*AIM OF THE EXERCISE*.
Each record below needs to be retyped exactly.

*SUPPLIED MATERIAL*.
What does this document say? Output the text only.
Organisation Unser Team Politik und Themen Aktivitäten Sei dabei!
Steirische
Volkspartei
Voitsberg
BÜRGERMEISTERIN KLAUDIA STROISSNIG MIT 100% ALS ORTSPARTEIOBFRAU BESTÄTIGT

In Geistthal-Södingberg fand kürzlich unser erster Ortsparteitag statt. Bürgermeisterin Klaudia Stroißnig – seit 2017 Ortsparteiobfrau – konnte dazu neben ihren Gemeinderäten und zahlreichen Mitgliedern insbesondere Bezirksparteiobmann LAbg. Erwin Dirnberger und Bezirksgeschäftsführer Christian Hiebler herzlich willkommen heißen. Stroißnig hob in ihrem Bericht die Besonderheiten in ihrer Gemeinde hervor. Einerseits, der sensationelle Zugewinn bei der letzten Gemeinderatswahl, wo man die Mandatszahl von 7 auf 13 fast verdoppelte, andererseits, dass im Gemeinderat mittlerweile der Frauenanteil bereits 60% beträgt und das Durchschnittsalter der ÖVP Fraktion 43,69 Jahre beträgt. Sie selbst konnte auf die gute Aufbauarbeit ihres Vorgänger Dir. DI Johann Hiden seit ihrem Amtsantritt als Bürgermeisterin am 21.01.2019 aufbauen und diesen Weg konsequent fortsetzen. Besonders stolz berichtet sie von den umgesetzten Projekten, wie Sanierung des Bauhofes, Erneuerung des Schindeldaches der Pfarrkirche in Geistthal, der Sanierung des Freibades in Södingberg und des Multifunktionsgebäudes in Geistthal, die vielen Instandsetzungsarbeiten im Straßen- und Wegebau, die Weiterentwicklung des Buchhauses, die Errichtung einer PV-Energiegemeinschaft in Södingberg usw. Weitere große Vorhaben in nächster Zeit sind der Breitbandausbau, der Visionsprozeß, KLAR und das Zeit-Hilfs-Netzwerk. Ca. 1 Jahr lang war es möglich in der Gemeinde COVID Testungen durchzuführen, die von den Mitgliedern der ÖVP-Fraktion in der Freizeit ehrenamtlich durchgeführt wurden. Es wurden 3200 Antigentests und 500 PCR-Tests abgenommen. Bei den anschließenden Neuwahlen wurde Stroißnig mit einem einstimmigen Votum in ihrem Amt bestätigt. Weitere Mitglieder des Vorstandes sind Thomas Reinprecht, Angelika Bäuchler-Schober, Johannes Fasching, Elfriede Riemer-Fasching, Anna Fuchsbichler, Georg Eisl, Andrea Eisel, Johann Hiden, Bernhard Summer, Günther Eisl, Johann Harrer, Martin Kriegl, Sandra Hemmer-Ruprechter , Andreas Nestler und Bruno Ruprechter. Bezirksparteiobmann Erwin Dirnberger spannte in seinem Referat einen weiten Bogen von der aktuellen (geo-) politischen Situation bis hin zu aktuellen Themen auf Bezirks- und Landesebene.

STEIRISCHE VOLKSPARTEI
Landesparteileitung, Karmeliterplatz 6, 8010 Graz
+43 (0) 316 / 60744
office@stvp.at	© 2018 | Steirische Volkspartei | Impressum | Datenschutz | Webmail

*SOLUTION BELOW*.
What does this document say? Output the text only.
Organisation Unser Team Politik und Themen Aktivitäten Sei dabei!
Steirische
Volkspartei
Voitsberg
BÜRGERMEISTERIN KLAUDIA STROISSNIG MIT 100% ALS ORTSPARTEIOBFRAU BESTÄTIGT

In Geistthal-Södingberg fand kürzlich unser erster Ortsparteitag statt. Bürgermeisterin Klaudia Stroißnig – seit 2017 Ortsparteiobfrau – konnte dazu neben ihren Gemeinderäten und zahlreichen Mitgliedern insbesondere Bezirksparteiobmann LAbg. Erwin Dirnberger und Bezirksgeschäftsführer Christian Hiebler herzlich willkommen heißen. Stroißnig hob in ihrem Bericht die Besonderheiten in ihrer Gemeinde hervor. Einerseits, der sensationelle Zugewinn bei der letzten Gemeinderatswahl, wo man die Mandatszahl von 7 auf 13 fast verdoppelte, andererseits, dass im Gemeinderat mittlerweile der Frauenanteil bereits 60% beträgt und das Durchschnittsalter der ÖVP Fraktion 43,69 Jahre beträgt. Sie selbst konnte auf die gute Aufbauarbeit ihres Vorgänger Dir. DI Johann Hiden seit ihrem Amtsantritt als Bürgermeisterin am 21.01.2019 aufbauen und diesen Weg konsequent fortsetzen. Besonders stolz berichtet sie von den umgesetzten Projekten, wie Sanierung des Bauhofes, Erneuerung des Schindeldaches der Pfarrkirche in Geistthal, der Sanierung des Freibades in Södingberg und des Multifunktionsgebäudes in Geistthal, die vielen Instandsetzungsarbeiten im Straßen- und Wegebau, die Weiterentwicklung des Buchhauses, die Errichtung einer PV-Energiegemeinschaft in Södingberg usw. Weitere große Vorhaben in nächster Zeit sind der Breitbandausbau, der Visionsprozeß, KLAR und das Zeit-Hilfs-Netzwerk. Ca. 1 Jahr lang war es möglich in der Gemeinde COVID Testungen durchzuführen, die von den Mitgliedern der ÖVP-Fraktion in der Freizeit ehrenamtlich durchgeführt wurden. Es wurden 3200 Antigentests und 500 PCR-Tests abgenommen. Bei den anschließenden Neuwahlen wurde Stroißnig mit einem einstimmigen Votum in ihrem Amt bestätigt. Weitere Mitglieder des Vorstandes sind Thomas Reinprecht, Angelika Bäuchler-Schober, Johannes Fasching, Elfriede Riemer-Fasching, Anna Fuchsbichler, Georg Eisl, Andrea Eisel, Johann Hiden, Bernhard Summer, Günther Eisl, Johann Harrer, Martin Kriegl, Sandra Hemmer-Ruprechter , Andreas Nestler und Bruno Ruprechter. Bezirksparteiobmann Erwin Dirnberger spannte in seinem Referat einen weiten Bogen von der aktuellen (geo-) politischen Situation bis hin zu aktuellen Themen auf Bezirks- und Landesebene.

STEIRISCHE VOLKSPARTEI
Landesparteileitung, Karmeliterplatz 6, 8010 Graz
+43 (0) 316 / 60744
office@stvp.at	© 2018 | Steirische Volkspartei | Impressum | Datenschutz | Webmail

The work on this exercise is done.